→ **RECORDS FOR THIS EXERCISE**

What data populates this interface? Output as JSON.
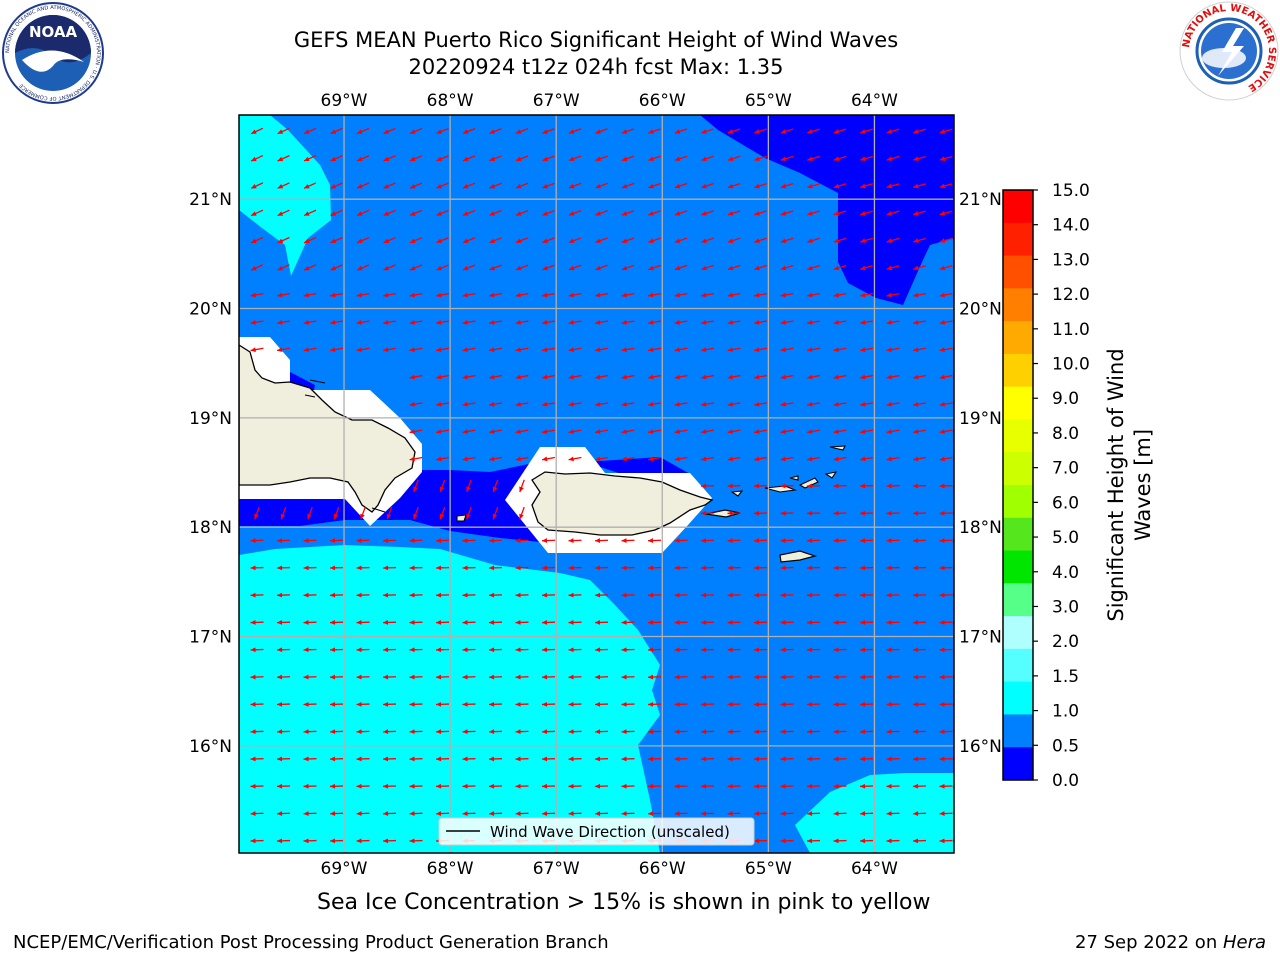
{
  "header": {
    "title_line1": "GEFS MEAN Puerto Rico Significant Height of Wind Waves",
    "title_line2": "20220924 t12z 024h fcst   Max: 1.35"
  },
  "map": {
    "lon_labels": [
      "69°W",
      "68°W",
      "67°W",
      "66°W",
      "65°W",
      "64°W"
    ],
    "lat_labels": [
      "21°N",
      "20°N",
      "19°N",
      "18°N",
      "17°N",
      "16°N"
    ],
    "lon_values": [
      -69,
      -68,
      -67,
      -66,
      -65,
      -64
    ],
    "lat_values": [
      21,
      20,
      19,
      18,
      17,
      16
    ],
    "extent": {
      "lon_min": -69.99,
      "lon_max": -63.25,
      "lat_min": 15.02,
      "lat_max": 21.77
    },
    "arrow_direction_note": "arrows point toward west-southwest",
    "legend_label": "Wind Wave Direction (unscaled)",
    "colors": {
      "band_0_0_5": "#0000ff",
      "band_0_5_1_0": "#0080ff",
      "band_1_0_1_5": "#00ffff",
      "arrow": "#ff0000",
      "land": "#f0eedc"
    }
  },
  "colorbar": {
    "title": "Significant Height of Wind Waves [m]",
    "title_line1": "Significant Height of Wind",
    "title_line2": "Waves [m]",
    "ticks": [
      "15.0",
      "14.0",
      "13.0",
      "12.0",
      "11.0",
      "10.0",
      "9.0",
      "8.0",
      "7.0",
      "6.0",
      "5.0",
      "4.0",
      "3.0",
      "2.0",
      "1.5",
      "1.0",
      "0.5",
      "0.0"
    ],
    "colors_top_to_bottom": [
      "#ff0000",
      "#ff2000",
      "#ff5000",
      "#ff8000",
      "#ffaa00",
      "#ffd000",
      "#ffff00",
      "#e8ff00",
      "#ccff00",
      "#a0ff00",
      "#55e61d",
      "#00e600",
      "#55ff88",
      "#b0ffff",
      "#55ffff",
      "#00ffff",
      "#0080ff",
      "#0000ff"
    ]
  },
  "subtitle": "Sea Ice Concentration > 15% is shown in pink to yellow",
  "footer": {
    "left": "NCEP/EMC/Verification Post Processing Product Generation Branch",
    "right_prefix": "27 Sep 2022 on ",
    "right_host": "Hera"
  },
  "logos": {
    "left": "NOAA",
    "left_ring": "NATIONAL OCEANIC AND ATMOSPHERIC ADMINISTRATION · U.S. DEPARTMENT OF COMMERCE",
    "right_ring": "NATIONAL WEATHER SERVICE"
  }
}
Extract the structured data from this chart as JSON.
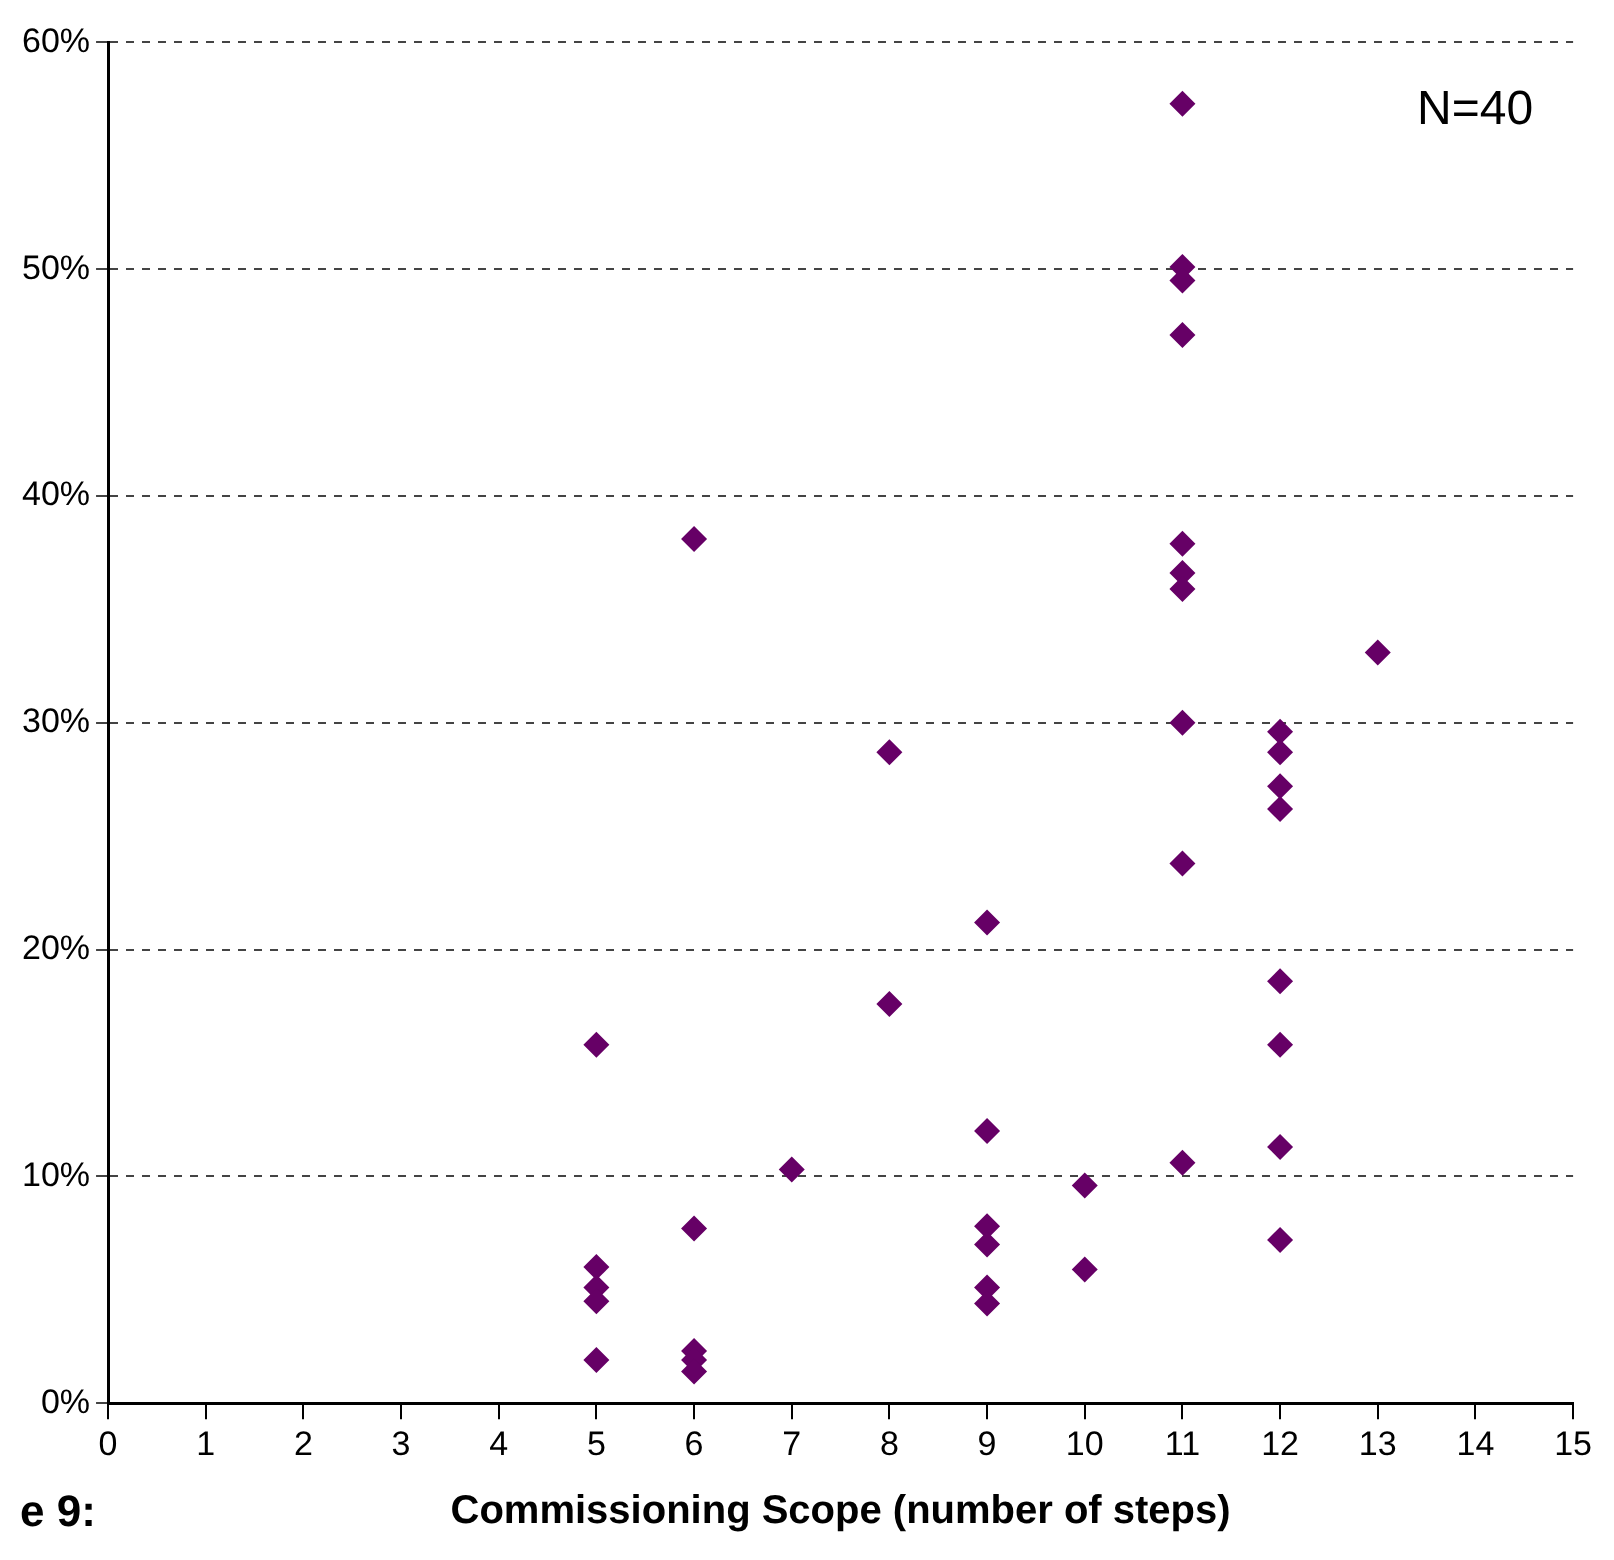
{
  "chart_data": {
    "type": "scatter",
    "xlabel": "Commissioning Scope (number of steps)",
    "annotations": [
      "N=40",
      "e 9:"
    ],
    "x": [
      5,
      5,
      5,
      5,
      5,
      6,
      6,
      6,
      6,
      6,
      7,
      8,
      8,
      9,
      9,
      9,
      9,
      9,
      9,
      10,
      10,
      11,
      11,
      11,
      11,
      11,
      11,
      11,
      11,
      11,
      11,
      12,
      12,
      12,
      12,
      12,
      12,
      12,
      12,
      13
    ],
    "series": [
      {
        "color": "#660066",
        "values": [
          15.8,
          6.0,
          5.1,
          4.5,
          1.9,
          38.1,
          7.7,
          2.3,
          1.9,
          1.4,
          10.3,
          28.7,
          17.6,
          21.2,
          12.0,
          7.8,
          7.0,
          5.1,
          4.4,
          9.6,
          5.9,
          57.3,
          50.1,
          49.5,
          47.1,
          37.9,
          36.6,
          35.9,
          30.0,
          23.8,
          10.6,
          29.6,
          28.7,
          27.2,
          26.2,
          18.6,
          15.8,
          11.3,
          7.2,
          33.1
        ]
      }
    ],
    "xlim": [
      0,
      15
    ],
    "xticks": [
      0,
      1,
      2,
      3,
      4,
      5,
      6,
      7,
      8,
      9,
      10,
      11,
      12,
      13,
      14,
      15
    ],
    "ylim": [
      0,
      60
    ],
    "yticks": [
      {
        "value": 0,
        "label": "0%"
      },
      {
        "value": 10,
        "label": "10%"
      },
      {
        "value": 20,
        "label": "20%"
      },
      {
        "value": 30,
        "label": "30%"
      },
      {
        "value": 40,
        "label": "40%"
      },
      {
        "value": 50,
        "label": "50%"
      },
      {
        "value": 60,
        "label": "60%"
      }
    ],
    "grid": "y",
    "marker": "diamond",
    "legend": false
  }
}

→ **WRITTEN EXERCISE**
Copy all the lines above that hold the string "JSON".

→ **EXPECTED ANSWER**
What data populates this interface? Output as JSON.
Extract the structured data from this chart as JSON.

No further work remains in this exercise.